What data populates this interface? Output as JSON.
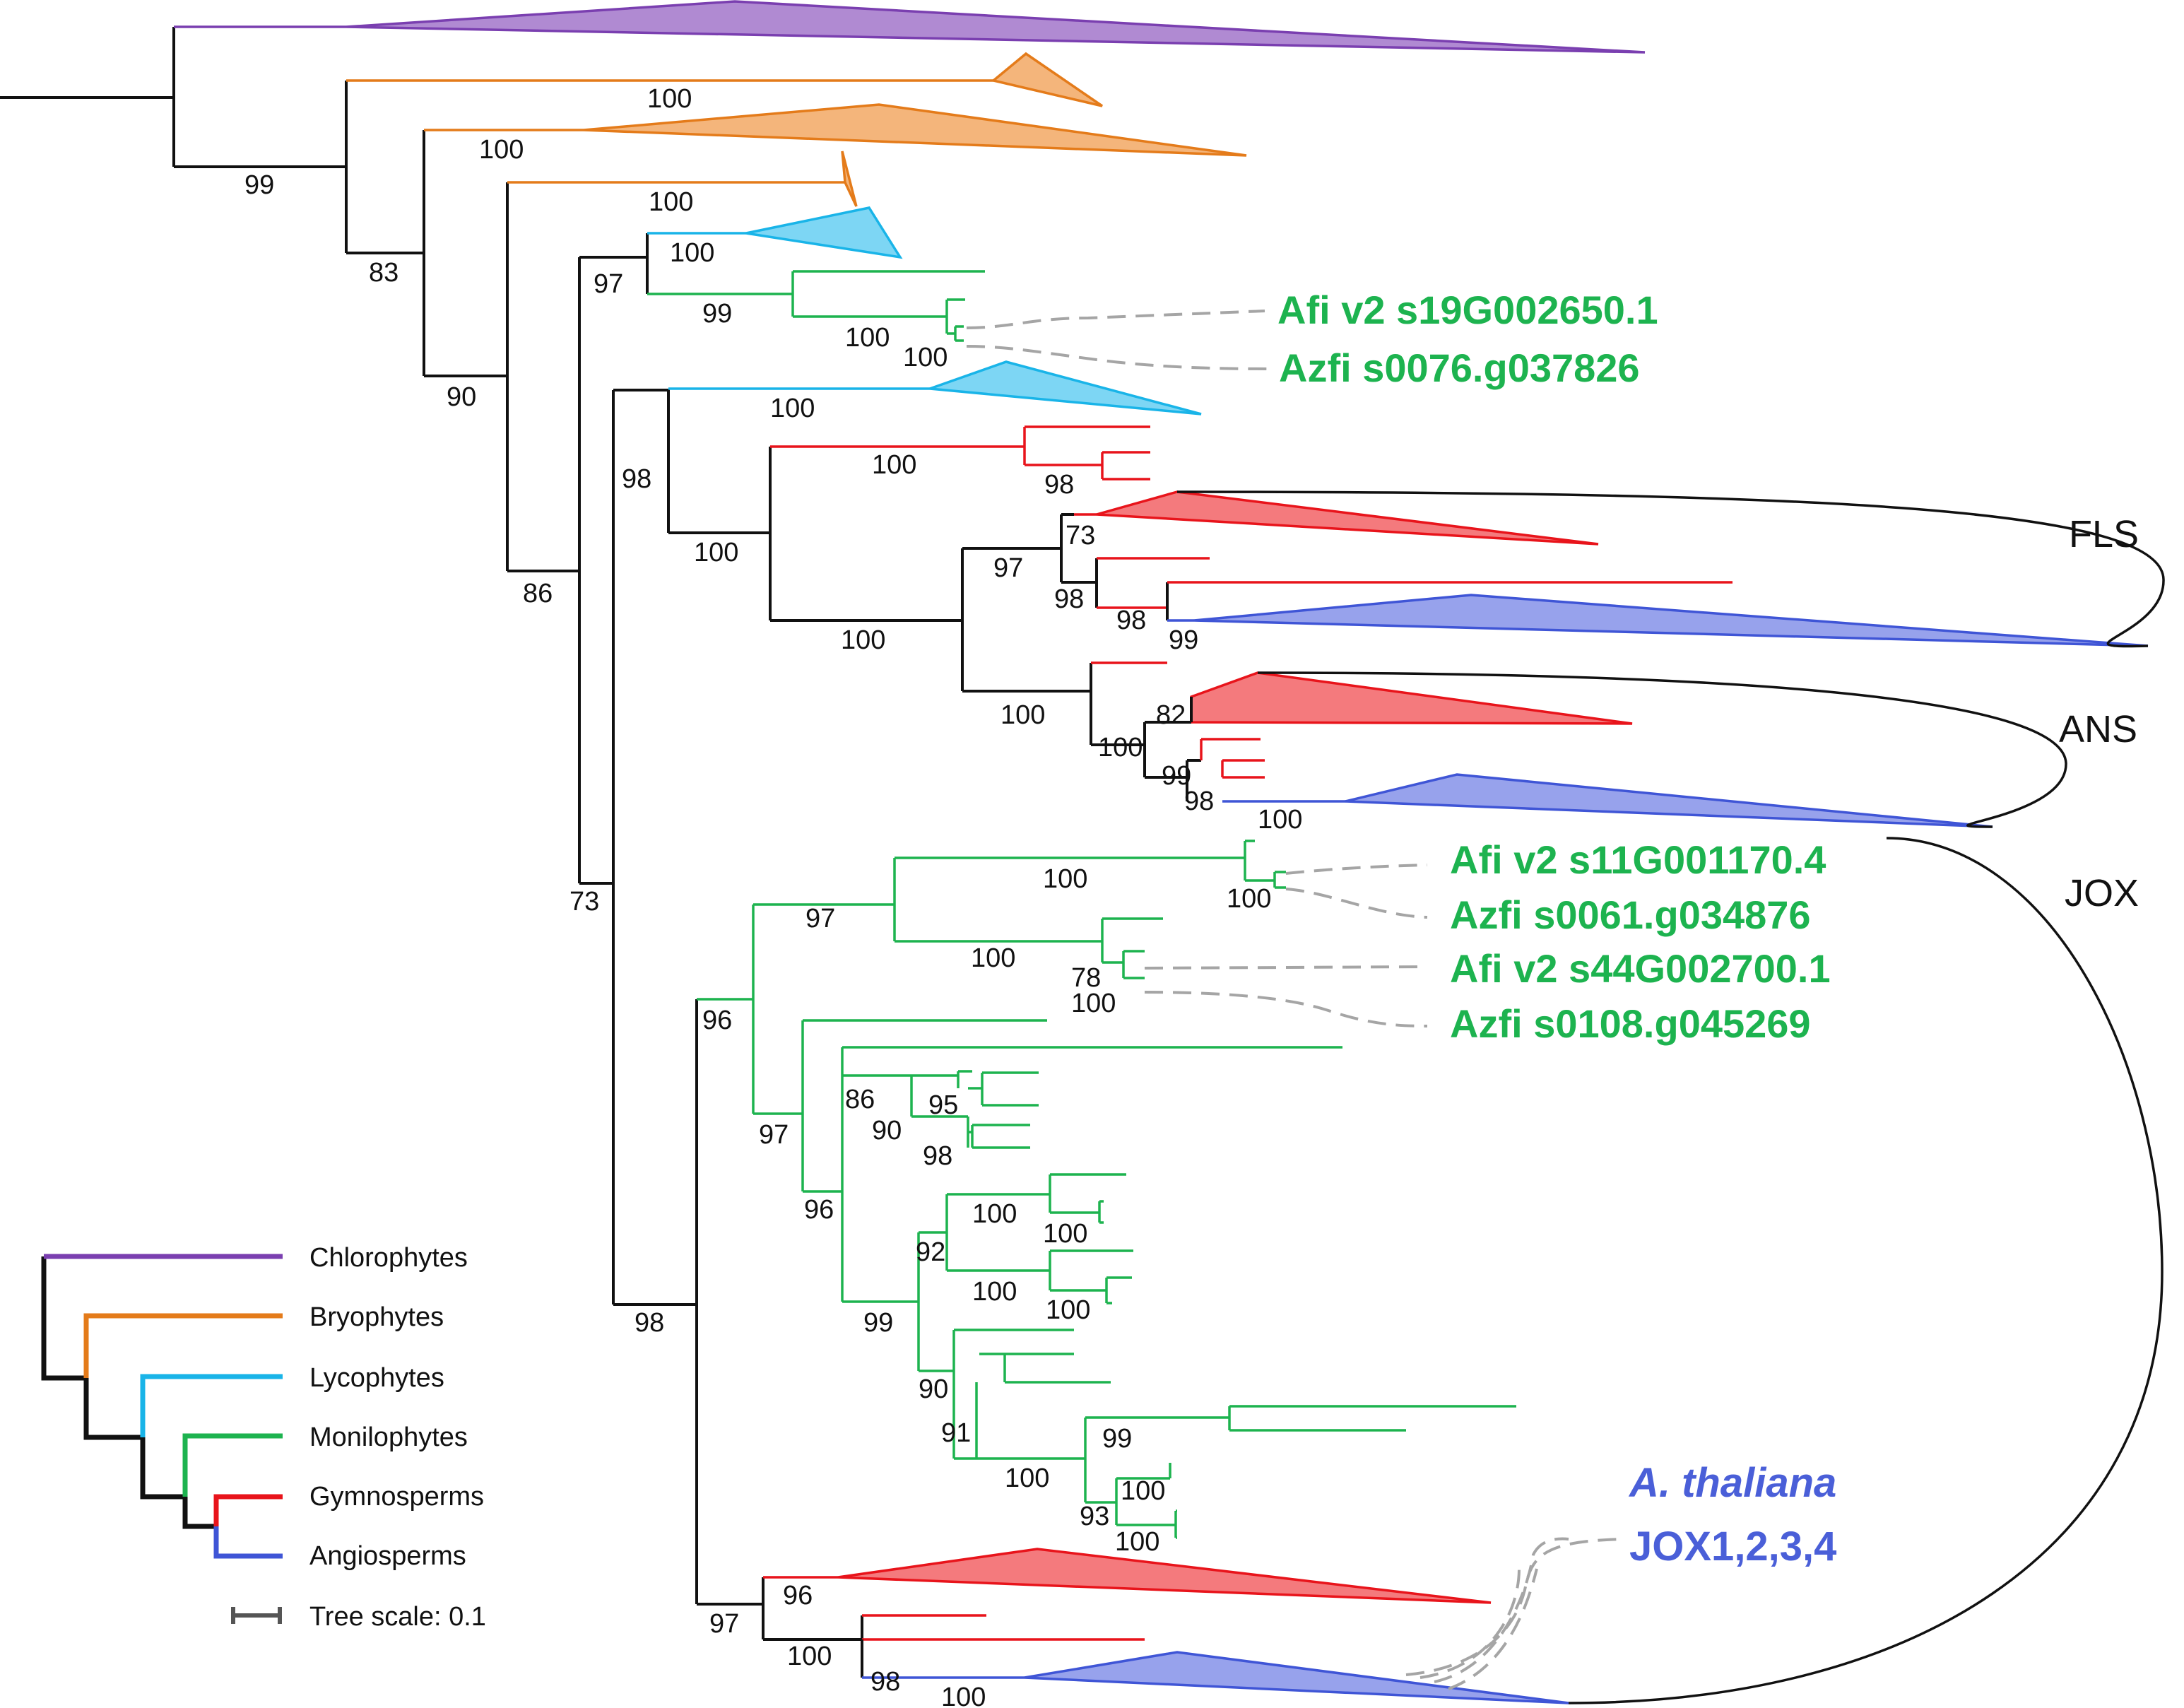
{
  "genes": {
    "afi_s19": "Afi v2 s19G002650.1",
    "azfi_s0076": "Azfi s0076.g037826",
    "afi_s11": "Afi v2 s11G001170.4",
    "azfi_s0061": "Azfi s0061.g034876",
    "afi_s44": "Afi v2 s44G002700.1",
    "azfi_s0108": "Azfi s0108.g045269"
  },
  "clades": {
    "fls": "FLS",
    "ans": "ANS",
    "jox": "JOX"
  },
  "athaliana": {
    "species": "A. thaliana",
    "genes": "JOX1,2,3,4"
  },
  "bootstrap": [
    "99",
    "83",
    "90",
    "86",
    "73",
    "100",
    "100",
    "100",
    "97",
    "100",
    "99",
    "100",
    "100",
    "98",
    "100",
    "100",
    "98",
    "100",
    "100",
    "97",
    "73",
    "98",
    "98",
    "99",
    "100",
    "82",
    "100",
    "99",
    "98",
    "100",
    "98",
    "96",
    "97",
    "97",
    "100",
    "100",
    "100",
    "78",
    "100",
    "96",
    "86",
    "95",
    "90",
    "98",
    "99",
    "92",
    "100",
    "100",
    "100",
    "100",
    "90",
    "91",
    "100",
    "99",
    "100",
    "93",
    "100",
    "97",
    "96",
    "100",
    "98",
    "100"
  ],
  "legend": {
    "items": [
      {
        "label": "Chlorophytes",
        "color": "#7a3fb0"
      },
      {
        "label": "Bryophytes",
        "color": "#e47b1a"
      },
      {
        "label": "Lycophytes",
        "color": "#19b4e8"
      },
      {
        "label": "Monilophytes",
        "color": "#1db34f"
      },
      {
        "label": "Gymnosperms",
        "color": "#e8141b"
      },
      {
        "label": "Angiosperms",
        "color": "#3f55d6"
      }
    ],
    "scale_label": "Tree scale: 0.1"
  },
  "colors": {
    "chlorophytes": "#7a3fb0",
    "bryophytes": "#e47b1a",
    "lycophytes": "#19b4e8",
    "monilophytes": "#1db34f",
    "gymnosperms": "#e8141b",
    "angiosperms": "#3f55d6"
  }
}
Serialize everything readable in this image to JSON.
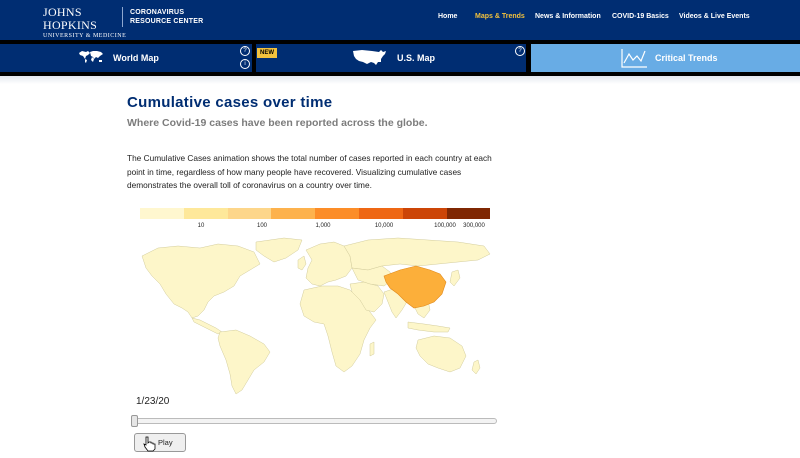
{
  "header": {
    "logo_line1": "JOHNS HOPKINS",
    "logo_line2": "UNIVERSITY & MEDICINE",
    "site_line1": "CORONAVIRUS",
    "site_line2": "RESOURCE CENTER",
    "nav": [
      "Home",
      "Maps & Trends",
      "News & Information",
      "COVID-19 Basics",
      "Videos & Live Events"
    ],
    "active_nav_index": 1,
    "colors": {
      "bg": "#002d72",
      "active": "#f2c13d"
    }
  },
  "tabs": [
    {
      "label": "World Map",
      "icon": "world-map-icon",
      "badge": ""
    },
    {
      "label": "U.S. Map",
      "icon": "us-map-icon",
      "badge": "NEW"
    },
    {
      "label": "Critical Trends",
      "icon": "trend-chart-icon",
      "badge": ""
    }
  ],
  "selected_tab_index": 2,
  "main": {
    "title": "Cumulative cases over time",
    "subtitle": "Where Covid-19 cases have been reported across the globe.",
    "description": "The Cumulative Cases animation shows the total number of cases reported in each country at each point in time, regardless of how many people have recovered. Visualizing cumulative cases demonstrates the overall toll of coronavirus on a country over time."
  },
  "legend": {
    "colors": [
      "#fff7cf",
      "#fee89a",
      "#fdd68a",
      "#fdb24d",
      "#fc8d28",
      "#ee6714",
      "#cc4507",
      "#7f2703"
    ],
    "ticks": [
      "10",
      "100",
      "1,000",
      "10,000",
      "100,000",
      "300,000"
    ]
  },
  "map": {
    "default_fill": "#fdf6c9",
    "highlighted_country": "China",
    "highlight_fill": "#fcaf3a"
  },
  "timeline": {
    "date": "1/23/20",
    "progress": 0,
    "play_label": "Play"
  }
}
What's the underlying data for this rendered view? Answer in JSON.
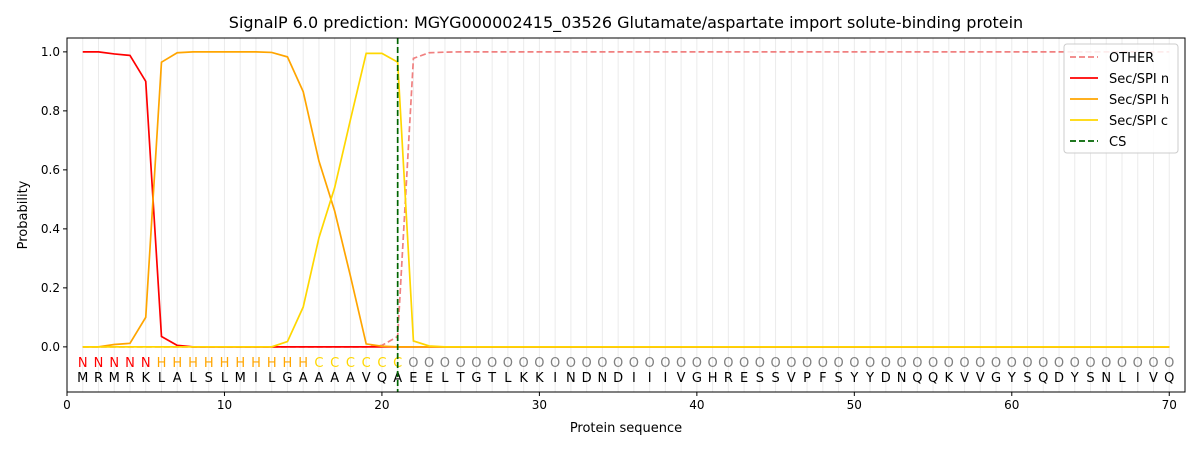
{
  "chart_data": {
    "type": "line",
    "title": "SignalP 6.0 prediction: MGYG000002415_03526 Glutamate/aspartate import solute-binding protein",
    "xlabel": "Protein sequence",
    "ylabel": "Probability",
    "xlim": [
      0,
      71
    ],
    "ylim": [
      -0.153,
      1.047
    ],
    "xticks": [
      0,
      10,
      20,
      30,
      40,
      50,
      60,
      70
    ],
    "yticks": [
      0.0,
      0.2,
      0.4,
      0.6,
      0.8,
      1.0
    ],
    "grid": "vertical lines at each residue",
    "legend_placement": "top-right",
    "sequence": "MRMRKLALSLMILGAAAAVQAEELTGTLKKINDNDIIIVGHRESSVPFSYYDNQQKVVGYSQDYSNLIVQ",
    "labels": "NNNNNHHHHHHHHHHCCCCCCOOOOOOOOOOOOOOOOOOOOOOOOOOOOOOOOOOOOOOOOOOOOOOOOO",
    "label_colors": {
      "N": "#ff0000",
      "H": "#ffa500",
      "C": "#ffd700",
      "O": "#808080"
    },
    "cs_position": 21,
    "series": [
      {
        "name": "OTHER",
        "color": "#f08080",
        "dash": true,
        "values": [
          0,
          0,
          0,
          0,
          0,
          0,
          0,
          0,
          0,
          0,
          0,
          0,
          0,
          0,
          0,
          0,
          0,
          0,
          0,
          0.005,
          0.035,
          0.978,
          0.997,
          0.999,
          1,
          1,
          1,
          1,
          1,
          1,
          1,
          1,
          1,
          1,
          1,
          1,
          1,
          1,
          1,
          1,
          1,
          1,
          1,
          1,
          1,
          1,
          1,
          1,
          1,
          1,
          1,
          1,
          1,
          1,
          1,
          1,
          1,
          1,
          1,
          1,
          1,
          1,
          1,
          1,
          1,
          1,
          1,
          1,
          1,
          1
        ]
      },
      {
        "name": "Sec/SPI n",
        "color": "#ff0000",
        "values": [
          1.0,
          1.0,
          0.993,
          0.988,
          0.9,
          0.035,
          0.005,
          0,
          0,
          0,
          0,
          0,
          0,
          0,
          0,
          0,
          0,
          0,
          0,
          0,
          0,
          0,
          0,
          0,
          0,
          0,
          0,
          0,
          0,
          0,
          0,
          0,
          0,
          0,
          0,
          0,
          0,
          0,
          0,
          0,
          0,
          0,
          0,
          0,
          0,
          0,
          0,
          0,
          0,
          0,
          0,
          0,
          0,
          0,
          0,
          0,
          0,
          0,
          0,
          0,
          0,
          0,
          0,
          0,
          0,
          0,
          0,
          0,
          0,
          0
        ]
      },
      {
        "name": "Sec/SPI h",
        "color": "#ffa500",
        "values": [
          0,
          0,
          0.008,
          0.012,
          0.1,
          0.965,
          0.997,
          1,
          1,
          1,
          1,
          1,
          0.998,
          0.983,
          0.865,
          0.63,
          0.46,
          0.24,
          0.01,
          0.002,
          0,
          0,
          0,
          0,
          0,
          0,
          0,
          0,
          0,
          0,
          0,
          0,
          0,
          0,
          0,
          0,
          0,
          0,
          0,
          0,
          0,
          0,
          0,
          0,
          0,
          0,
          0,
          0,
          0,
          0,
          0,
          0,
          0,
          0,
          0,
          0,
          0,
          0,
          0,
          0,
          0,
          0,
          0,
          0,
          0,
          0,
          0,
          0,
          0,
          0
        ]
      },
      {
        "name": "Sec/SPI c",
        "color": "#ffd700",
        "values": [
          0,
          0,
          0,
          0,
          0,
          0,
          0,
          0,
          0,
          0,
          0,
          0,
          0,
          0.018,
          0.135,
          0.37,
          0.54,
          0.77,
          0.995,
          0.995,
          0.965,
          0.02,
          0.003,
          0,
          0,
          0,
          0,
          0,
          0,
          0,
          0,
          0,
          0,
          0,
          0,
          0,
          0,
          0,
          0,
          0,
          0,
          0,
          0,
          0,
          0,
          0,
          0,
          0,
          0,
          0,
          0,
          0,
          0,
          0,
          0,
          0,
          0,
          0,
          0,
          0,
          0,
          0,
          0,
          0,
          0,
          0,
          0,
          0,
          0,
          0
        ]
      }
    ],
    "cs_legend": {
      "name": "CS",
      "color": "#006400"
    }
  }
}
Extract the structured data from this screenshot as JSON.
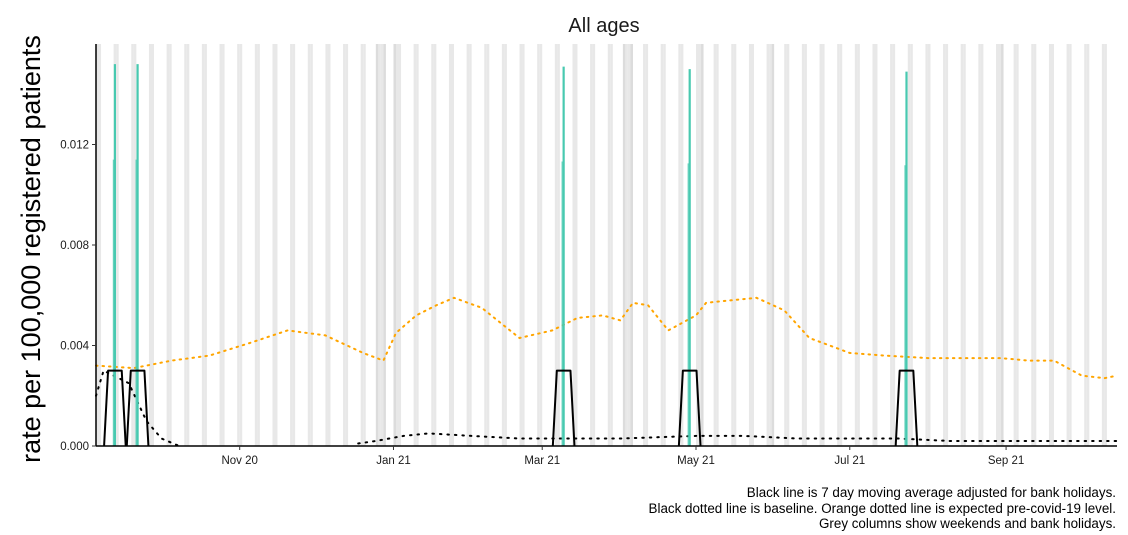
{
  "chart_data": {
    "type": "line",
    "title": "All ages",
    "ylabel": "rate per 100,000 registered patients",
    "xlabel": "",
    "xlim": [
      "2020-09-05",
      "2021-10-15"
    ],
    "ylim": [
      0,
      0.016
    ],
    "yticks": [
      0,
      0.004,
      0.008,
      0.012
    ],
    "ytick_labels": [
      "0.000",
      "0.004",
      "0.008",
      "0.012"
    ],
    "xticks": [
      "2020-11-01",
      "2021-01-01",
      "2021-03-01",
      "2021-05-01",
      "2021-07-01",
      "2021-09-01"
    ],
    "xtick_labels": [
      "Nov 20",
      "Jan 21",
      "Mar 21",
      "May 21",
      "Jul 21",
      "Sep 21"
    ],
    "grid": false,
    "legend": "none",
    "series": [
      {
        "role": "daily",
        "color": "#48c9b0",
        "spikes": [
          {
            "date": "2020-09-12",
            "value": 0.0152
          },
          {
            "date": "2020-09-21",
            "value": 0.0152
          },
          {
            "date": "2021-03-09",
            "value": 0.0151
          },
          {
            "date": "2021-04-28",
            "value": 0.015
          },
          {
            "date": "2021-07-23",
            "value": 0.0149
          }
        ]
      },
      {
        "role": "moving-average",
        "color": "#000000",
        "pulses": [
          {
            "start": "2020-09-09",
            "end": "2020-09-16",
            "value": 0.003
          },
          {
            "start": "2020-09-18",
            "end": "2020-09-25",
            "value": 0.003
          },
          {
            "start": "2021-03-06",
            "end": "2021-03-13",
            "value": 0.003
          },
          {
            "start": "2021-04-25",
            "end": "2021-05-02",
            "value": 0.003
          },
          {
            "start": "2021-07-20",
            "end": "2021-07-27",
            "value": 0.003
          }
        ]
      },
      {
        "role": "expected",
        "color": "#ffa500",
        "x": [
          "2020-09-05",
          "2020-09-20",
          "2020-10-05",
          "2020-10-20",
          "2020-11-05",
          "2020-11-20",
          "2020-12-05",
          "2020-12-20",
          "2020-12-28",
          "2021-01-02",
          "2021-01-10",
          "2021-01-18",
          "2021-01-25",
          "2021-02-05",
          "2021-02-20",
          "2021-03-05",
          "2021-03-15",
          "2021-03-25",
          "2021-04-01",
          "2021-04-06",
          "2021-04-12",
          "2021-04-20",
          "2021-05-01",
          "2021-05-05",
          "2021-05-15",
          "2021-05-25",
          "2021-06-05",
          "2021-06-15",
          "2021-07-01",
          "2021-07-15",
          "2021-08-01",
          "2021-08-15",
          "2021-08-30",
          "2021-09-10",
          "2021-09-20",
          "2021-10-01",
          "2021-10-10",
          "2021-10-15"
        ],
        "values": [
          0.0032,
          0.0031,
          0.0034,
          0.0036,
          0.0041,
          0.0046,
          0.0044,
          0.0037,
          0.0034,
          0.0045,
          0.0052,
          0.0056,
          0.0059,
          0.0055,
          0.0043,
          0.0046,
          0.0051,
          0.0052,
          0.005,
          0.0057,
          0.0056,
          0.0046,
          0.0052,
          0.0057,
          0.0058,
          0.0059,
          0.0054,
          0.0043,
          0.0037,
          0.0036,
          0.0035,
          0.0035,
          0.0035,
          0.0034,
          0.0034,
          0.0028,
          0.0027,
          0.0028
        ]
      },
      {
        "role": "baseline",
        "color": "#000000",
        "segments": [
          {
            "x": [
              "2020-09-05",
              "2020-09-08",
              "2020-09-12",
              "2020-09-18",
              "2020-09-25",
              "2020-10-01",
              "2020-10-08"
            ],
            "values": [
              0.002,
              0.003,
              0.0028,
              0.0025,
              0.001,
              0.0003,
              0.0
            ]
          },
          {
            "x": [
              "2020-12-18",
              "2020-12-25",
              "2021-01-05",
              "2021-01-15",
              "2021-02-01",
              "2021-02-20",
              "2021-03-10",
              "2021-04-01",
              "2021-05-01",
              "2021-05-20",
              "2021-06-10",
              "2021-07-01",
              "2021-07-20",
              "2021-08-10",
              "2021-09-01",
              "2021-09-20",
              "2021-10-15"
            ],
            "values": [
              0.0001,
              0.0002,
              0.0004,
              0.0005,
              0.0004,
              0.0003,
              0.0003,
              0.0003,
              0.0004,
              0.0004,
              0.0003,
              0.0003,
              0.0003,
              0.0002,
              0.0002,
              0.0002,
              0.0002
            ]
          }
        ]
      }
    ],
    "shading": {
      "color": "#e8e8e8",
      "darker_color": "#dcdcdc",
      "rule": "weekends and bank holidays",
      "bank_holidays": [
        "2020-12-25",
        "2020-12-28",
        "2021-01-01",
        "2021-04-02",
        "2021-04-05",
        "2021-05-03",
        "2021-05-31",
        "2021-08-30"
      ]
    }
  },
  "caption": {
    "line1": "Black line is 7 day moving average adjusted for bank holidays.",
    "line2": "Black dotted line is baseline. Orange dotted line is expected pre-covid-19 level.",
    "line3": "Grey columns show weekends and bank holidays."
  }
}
────────
Prompt >>
Go through the entries above and tally each line that has the word "ylabel"; reply with the tally and nothing else.

Exercise solution >>
2